## BEGIN ENTRIES SUPPLIED

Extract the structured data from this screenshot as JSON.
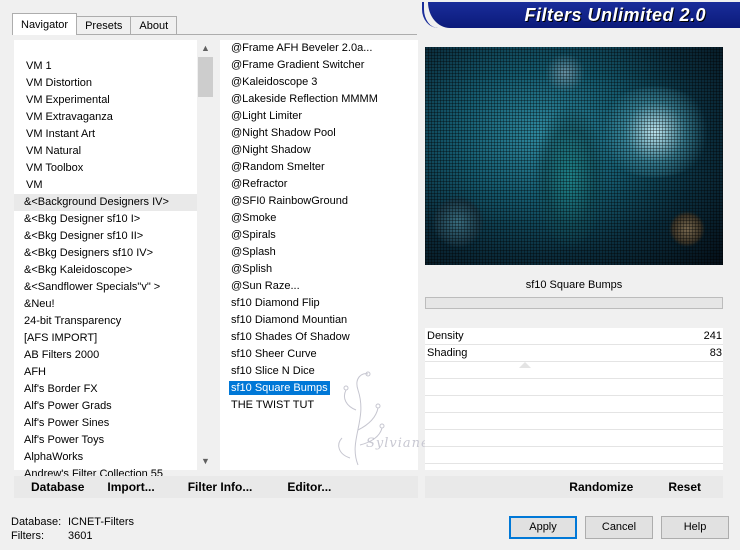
{
  "banner_title": "Filters Unlimited 2.0",
  "tabs": [
    {
      "label": "Navigator",
      "active": true
    },
    {
      "label": "Presets",
      "active": false
    },
    {
      "label": "About",
      "active": false
    }
  ],
  "navigator": {
    "items": [
      "VM 1",
      "VM Distortion",
      "VM Experimental",
      "VM Extravaganza",
      "VM Instant Art",
      "VM Natural",
      "VM Toolbox",
      "VM",
      "&<Background Designers IV>",
      "&<Bkg Designer sf10 I>",
      "&<Bkg Designer sf10 II>",
      "&<Bkg Designers sf10 IV>",
      "&<Bkg Kaleidoscope>",
      "&<Sandflower Specials\"v\" >",
      "&Neu!",
      "24-bit Transparency",
      "[AFS IMPORT]",
      "AB Filters 2000",
      "AFH",
      "Alf's Border FX",
      "Alf's Power Grads",
      "Alf's Power Sines",
      "Alf's Power Toys",
      "AlphaWorks",
      "Andrew's Filter Collection 55"
    ],
    "selected_index": 8
  },
  "filters": {
    "items": [
      "@Frame AFH Beveler 2.0a...",
      "@Frame Gradient Switcher",
      "@Kaleidoscope 3",
      "@Lakeside Reflection MMMM",
      "@Light Limiter",
      "@Night Shadow Pool",
      "@Night Shadow",
      "@Random Smelter",
      "@Refractor",
      "@SFI0 RainbowGround",
      "@Smoke",
      "@Spirals",
      "@Splash",
      "@Splish",
      "@Sun Raze...",
      "sf10 Diamond Flip",
      "sf10 Diamond Mountian",
      "sf10 Shades Of Shadow",
      "sf10 Sheer Curve",
      "sf10 Slice N Dice",
      "sf10 Square Bumps",
      "THE TWIST TUT"
    ],
    "selected_index": 20
  },
  "watermark_text": "Sylviane",
  "preview": {
    "filter_name": "sf10 Square Bumps"
  },
  "params": [
    {
      "name": "Density",
      "value": "241"
    },
    {
      "name": "Shading",
      "value": "83"
    }
  ],
  "toolbar": {
    "database": "Database",
    "import": "Import...",
    "filter_info": "Filter Info...",
    "editor": "Editor...",
    "randomize": "Randomize",
    "reset": "Reset"
  },
  "status": {
    "database_label": "Database:",
    "database_value": "ICNET-Filters",
    "filters_label": "Filters:",
    "filters_value": "3601"
  },
  "buttons": {
    "apply": "Apply",
    "cancel": "Cancel",
    "help": "Help"
  },
  "colors": {
    "banner": "#0b1a7a",
    "selection": "#0078d7"
  }
}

## END ENTRIES SUPPLIED

**TASK BRIEF**
Search the data above for lines holding "Designers" and copy each of them.

**FULL SOLUTION**
      "&<Background Designers IV>",
      "&<Bkg Designers sf10 IV>",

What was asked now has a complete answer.